[Data entries]

-=-=-

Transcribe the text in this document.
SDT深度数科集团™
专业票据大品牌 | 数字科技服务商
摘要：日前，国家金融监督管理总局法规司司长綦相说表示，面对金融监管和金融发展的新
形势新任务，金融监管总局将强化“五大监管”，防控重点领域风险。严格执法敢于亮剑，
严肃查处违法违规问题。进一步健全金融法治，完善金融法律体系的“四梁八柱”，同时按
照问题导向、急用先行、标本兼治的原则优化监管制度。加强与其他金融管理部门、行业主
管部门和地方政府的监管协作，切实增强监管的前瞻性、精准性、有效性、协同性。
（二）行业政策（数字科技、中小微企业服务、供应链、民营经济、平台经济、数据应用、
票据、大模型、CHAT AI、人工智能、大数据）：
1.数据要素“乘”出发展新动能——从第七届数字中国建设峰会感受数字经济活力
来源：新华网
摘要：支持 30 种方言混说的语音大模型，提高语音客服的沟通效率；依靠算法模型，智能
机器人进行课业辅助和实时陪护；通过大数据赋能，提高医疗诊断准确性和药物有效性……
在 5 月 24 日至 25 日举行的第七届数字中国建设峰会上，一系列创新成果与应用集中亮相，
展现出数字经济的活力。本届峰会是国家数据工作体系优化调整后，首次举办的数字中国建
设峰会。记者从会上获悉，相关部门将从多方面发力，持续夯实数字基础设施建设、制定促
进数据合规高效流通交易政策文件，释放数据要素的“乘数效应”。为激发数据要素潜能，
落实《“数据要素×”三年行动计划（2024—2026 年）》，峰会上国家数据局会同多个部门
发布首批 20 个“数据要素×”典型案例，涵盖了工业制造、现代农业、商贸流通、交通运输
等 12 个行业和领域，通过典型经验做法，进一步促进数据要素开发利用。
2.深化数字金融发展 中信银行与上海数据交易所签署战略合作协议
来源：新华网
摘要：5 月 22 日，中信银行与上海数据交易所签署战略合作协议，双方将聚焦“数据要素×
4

-=-=-

AIM OF THE TASK -
From the entries above, extract every line where the word "中信银行与上海数据交易所签署战略合作协议" appears.

WRITTEN RESPONSE -
2.深化数字金融发展 中信银行与上海数据交易所签署战略合作协议
摘要：5 月 22 日，中信银行与上海数据交易所签署战略合作协议，双方将聚焦“数据要素×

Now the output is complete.